API

impl::expression_base defines methods callable on all vector expressions
impl::expression extends impl::expression_base by adding methods callable on vector expressions of specific sizes
impl::operation defines methods callable on all vector operations
impl::value defines methods callable on all vector values

Vector expressions

This class defines methods callable on any vector expression.

template<class Child> struct impl::expression_base

Provides all size-agnostic in-class functionality for vector expressions.

param Child: The child vector expression type, for use in CRTP

Subclassed by impl::expression< operation< Op_fn, Operands… > >, impl::expression< value< Scalar, Size > >, impl::expression< Child, Child_size >, impl::expression< Child, 2 >, impl::expression< Child, 3 >

Public Functions

inline constexpr scalar_t at(const size_t index) const: Gets the component at specified index.

inline constexpr bool nonzero() const noexcept: Determines if at least one component is non-zero.

template<class T, traits::require<std::is_arithmetic_v<T>> = 1> inline constexpr bool contains(const T value) const noexcept: Determines if at least one component is equal to a scalar value.

inline constexpr scalar_t sum() const noexcept: Sums all components.

inline constexpr scalar_t product() const noexcept: Multiplies all components.

template<class Expr, traits::require<traits::is_same_size_v<Expr, Child>> = 1> inline constexpr scalar_t dot(const Expr &expr) const noexcept: Calculates the dot product with another vector expression.

inline constexpr scalar_t length2() const noexcept: Calculates the Euclidian length squared.

inline double length() const

Calculates the Euclidian length.

Analagous to writing std::sqrt(vector.length2())

template<class Expr, traits::require<traits::is_same_size_v<Expr, Child>> = 1> inline constexpr scalar_t distance2(const Expr &expr) const noexcept: Calculates the Euclidian distance to another vector expression squared.

template<class Expr, traits::require<traits::is_same_size_v<Expr, Child>> = 1> inline constexpr double distance(const Expr &expr) const

Calculates the Euclidian distance to another vector expression.

Analagous to writing std::sqrt(vector.distance2())

inline value<double, size> normalize() const

Calculates the normalized vector.

Analagous to writing vector / vector.length()

inline value<double, size> set_length(const double length) const noexcept

Sets the Euclidian length.

Analogous to writing vector.normalize() * length

template<class Expr, traits::require<traits::is_same_size_v<Expr, Child>> = 1> inline double delta_angle(const Expr &expr) const: Calculates the delta angle to another vector expression.

template<class Fn, traits::require<std::is_invocable_v<Fn, scalar_t>> = 1> inline constexpr _DD_OPERATION_T apply(const Fn &fn) const noexcept: Creates an operation to apply a function to all components.

inline constexpr _DD_OPERATION_T abs() const noexcept: Creates an operation to take the absolute value of each component.

inline constexpr _DD_OPERATION_T round() const noexcept: Creates an operation to round each component.

inline constexpr _DD_OPERATION_T floor() const noexcept: Creates an operation to floor each component.

Information supplied
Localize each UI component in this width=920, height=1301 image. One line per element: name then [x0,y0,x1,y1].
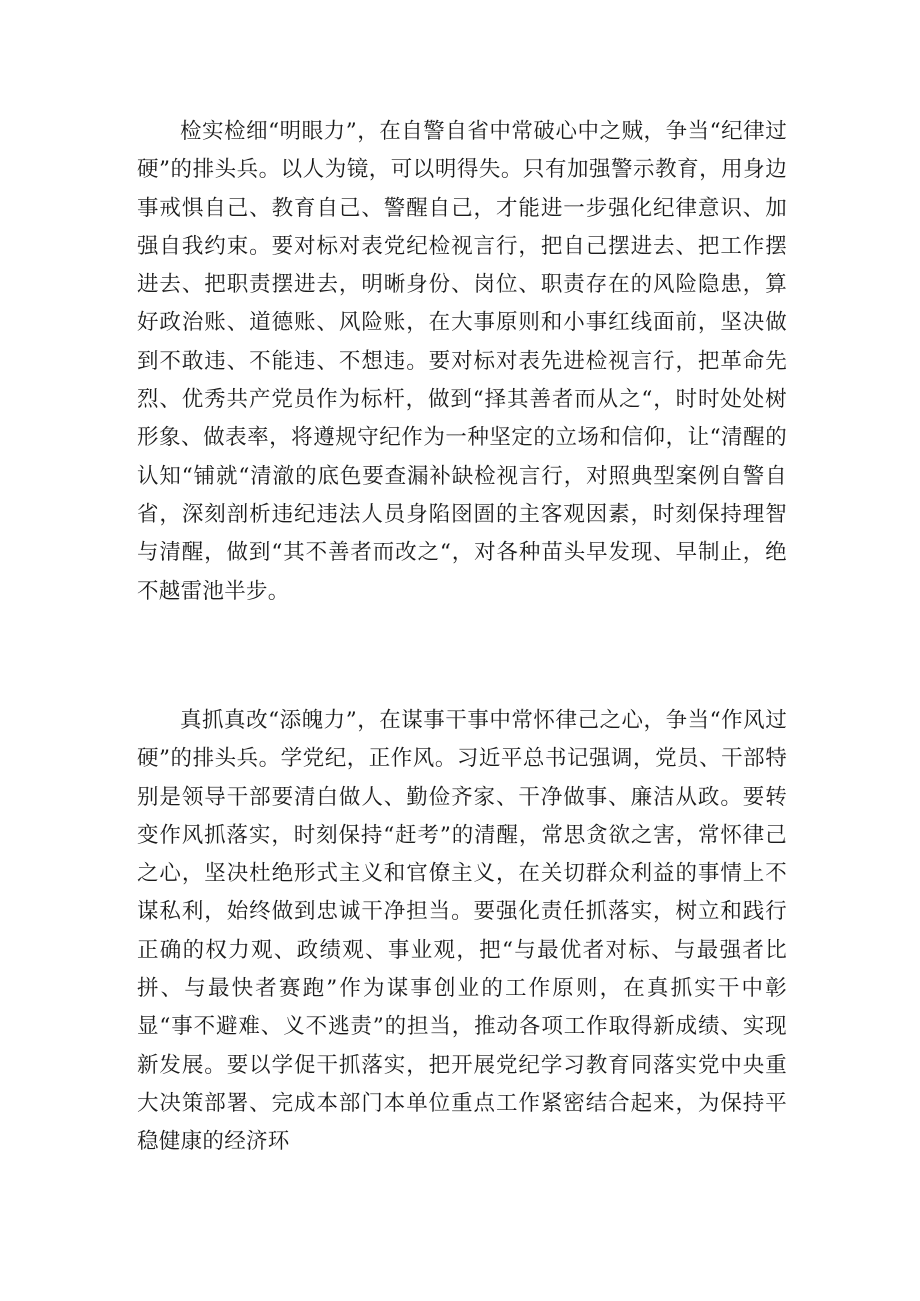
paragraph-work-style: 真抓真改“添魄力”，在谋事干事中常怀律己之心，争当“作风过硬”的排头兵。学党纪，正作风。习近平总书记强调，党员、干部特别是领导干部要清白做人、勤俭齐家、干净做事、廉洁从政。要转变作风抓落实，时刻保持“赶考”的清醒，常思贪欲之害，常怀律己之心，坚决杜绝形式主义和官僚主义，在关切群众利益的事情上不谋私利，始终做到忠诚干净担当。要强化责任抓落实，树立和践行正确的权力观、政绩观、事业观，把“与最优者对标、与最强者比拼、与最快者赛跑”作为谋事创业的工作原则，在真抓实干中彰显“事不避难、义不逃责”的担当，推动各项工作取得新成绩、实现新发展。要以学促干抓落实，把开展党纪学习教育同落实党中央重大决策部署、完成本部门本单位重点工作紧密结合起来，为保持平稳健康的经济环 [137,708,787,1155]
paragraph-discipline: 检实检细“明眼力”，在自警自省中常破心中之贼，争当“纪律过硬”的排头兵。以人为镜，可以明得失。只有加强警示教育，用身边事戒惧自己、教育自己、警醒自己，才能进一步强化纪律意识、加强自我约束。要对标对表党纪检视言行，把自己摆进去、把工作摆进去、把职责摆进去，明晰身份、岗位、职责存在的风险隐患，算好政治账、道德账、风险账，在大事原则和小事红线面前，坚决做到不敢违、不能违、不想违。要对标对表先进检视言行，把革命先烈、优秀共产党员作为标杆，做到“择其善者而从之“，时时处处树形象、做表率，将遵规守纪作为一种坚定的立场和信仰，让“清醒的认知“铺就“清澈的底色要查漏补缺检视言行，对照典型案例自警自省，深刻剖析违纪违法人员身陷囹圄的主客观因素，时刻保持理智与清醒，做到“其不善者而改之“，对各种苗头早发现、早制止，绝不越雷池半步。 [137,119,787,604]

Task prompt
In the vector expression API reference, what expression is set_length said to be analogous to writing?

The response
vector.normalize() * length